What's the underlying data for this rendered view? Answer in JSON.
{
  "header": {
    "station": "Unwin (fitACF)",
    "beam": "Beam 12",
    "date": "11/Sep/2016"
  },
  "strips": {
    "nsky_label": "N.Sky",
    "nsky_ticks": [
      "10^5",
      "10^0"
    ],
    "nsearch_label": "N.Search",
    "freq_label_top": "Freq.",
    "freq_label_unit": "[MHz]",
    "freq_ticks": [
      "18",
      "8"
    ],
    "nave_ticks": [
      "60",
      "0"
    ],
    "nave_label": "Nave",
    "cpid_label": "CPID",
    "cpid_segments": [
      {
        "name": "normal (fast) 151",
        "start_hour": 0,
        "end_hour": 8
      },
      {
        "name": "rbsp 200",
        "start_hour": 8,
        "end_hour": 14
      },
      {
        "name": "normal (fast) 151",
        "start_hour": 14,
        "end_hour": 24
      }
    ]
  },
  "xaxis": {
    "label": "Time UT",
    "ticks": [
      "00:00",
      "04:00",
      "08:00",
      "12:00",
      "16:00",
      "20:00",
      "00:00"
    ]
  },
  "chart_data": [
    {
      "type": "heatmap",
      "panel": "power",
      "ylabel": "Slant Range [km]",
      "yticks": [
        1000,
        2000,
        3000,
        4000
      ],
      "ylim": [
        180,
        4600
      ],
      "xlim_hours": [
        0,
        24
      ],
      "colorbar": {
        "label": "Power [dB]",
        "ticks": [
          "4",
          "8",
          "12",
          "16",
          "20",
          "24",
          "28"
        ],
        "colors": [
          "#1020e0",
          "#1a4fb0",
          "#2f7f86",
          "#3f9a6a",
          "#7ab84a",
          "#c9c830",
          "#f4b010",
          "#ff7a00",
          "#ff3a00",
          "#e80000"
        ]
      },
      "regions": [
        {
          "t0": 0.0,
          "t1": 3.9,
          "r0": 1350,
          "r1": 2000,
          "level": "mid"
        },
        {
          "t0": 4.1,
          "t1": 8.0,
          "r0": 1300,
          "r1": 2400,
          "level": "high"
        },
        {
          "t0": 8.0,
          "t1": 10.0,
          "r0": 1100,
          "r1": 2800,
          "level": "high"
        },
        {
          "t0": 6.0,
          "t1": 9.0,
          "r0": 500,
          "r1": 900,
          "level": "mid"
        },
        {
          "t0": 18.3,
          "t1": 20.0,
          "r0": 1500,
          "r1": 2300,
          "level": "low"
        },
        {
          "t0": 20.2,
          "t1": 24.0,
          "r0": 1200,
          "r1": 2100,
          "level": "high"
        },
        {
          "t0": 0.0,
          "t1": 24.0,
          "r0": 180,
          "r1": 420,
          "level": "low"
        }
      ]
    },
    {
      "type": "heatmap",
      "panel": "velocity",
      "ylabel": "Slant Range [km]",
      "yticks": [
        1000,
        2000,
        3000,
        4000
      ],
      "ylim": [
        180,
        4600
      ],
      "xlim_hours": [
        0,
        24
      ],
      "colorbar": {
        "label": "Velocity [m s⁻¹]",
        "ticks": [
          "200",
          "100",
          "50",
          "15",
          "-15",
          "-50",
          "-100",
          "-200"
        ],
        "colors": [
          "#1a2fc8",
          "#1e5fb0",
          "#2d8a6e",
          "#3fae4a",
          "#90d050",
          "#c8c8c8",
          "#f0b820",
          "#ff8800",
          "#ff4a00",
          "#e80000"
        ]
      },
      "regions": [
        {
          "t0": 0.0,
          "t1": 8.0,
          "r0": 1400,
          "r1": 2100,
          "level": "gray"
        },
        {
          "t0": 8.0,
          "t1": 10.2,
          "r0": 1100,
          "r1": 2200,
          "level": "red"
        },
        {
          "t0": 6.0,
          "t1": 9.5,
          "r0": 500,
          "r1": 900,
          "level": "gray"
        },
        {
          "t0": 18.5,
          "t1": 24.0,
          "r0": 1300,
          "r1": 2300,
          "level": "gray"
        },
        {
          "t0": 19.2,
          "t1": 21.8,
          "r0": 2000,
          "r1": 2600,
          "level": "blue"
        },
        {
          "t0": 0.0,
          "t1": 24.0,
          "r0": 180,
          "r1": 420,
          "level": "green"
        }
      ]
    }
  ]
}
***
▶ _SET TASK_
Copy every record above exactly as it appears.

▶ _ANSWER TO THE EXERCISE_
What's the underlying data for this rendered view? Answer in JSON.
{
  "header": {
    "station": "Unwin (fitACF)",
    "beam": "Beam 12",
    "date": "11/Sep/2016"
  },
  "strips": {
    "nsky_label": "N.Sky",
    "nsky_ticks": [
      "10^5",
      "10^0"
    ],
    "nsearch_label": "N.Search",
    "freq_label_top": "Freq.",
    "freq_label_unit": "[MHz]",
    "freq_ticks": [
      "18",
      "8"
    ],
    "nave_ticks": [
      "60",
      "0"
    ],
    "nave_label": "Nave",
    "cpid_label": "CPID",
    "cpid_segments": [
      {
        "name": "normal (fast) 151",
        "start_hour": 0,
        "end_hour": 8
      },
      {
        "name": "rbsp 200",
        "start_hour": 8,
        "end_hour": 14
      },
      {
        "name": "normal (fast) 151",
        "start_hour": 14,
        "end_hour": 24
      }
    ]
  },
  "xaxis": {
    "label": "Time UT",
    "ticks": [
      "00:00",
      "04:00",
      "08:00",
      "12:00",
      "16:00",
      "20:00",
      "00:00"
    ]
  },
  "chart_data": [
    {
      "type": "heatmap",
      "panel": "power",
      "ylabel": "Slant Range [km]",
      "yticks": [
        1000,
        2000,
        3000,
        4000
      ],
      "ylim": [
        180,
        4600
      ],
      "xlim_hours": [
        0,
        24
      ],
      "colorbar": {
        "label": "Power [dB]",
        "ticks": [
          "4",
          "8",
          "12",
          "16",
          "20",
          "24",
          "28"
        ],
        "colors": [
          "#1020e0",
          "#1a4fb0",
          "#2f7f86",
          "#3f9a6a",
          "#7ab84a",
          "#c9c830",
          "#f4b010",
          "#ff7a00",
          "#ff3a00",
          "#e80000"
        ]
      },
      "regions": [
        {
          "t0": 0.0,
          "t1": 3.9,
          "r0": 1350,
          "r1": 2000,
          "level": "mid"
        },
        {
          "t0": 4.1,
          "t1": 8.0,
          "r0": 1300,
          "r1": 2400,
          "level": "high"
        },
        {
          "t0": 8.0,
          "t1": 10.0,
          "r0": 1100,
          "r1": 2800,
          "level": "high"
        },
        {
          "t0": 6.0,
          "t1": 9.0,
          "r0": 500,
          "r1": 900,
          "level": "mid"
        },
        {
          "t0": 18.3,
          "t1": 20.0,
          "r0": 1500,
          "r1": 2300,
          "level": "low"
        },
        {
          "t0": 20.2,
          "t1": 24.0,
          "r0": 1200,
          "r1": 2100,
          "level": "high"
        },
        {
          "t0": 0.0,
          "t1": 24.0,
          "r0": 180,
          "r1": 420,
          "level": "low"
        }
      ]
    },
    {
      "type": "heatmap",
      "panel": "velocity",
      "ylabel": "Slant Range [km]",
      "yticks": [
        1000,
        2000,
        3000,
        4000
      ],
      "ylim": [
        180,
        4600
      ],
      "xlim_hours": [
        0,
        24
      ],
      "colorbar": {
        "label": "Velocity [m s⁻¹]",
        "ticks": [
          "200",
          "100",
          "50",
          "15",
          "-15",
          "-50",
          "-100",
          "-200"
        ],
        "colors": [
          "#1a2fc8",
          "#1e5fb0",
          "#2d8a6e",
          "#3fae4a",
          "#90d050",
          "#c8c8c8",
          "#f0b820",
          "#ff8800",
          "#ff4a00",
          "#e80000"
        ]
      },
      "regions": [
        {
          "t0": 0.0,
          "t1": 8.0,
          "r0": 1400,
          "r1": 2100,
          "level": "gray"
        },
        {
          "t0": 8.0,
          "t1": 10.2,
          "r0": 1100,
          "r1": 2200,
          "level": "red"
        },
        {
          "t0": 6.0,
          "t1": 9.5,
          "r0": 500,
          "r1": 900,
          "level": "gray"
        },
        {
          "t0": 18.5,
          "t1": 24.0,
          "r0": 1300,
          "r1": 2300,
          "level": "gray"
        },
        {
          "t0": 19.2,
          "t1": 21.8,
          "r0": 2000,
          "r1": 2600,
          "level": "blue"
        },
        {
          "t0": 0.0,
          "t1": 24.0,
          "r0": 180,
          "r1": 420,
          "level": "green"
        }
      ]
    }
  ]
}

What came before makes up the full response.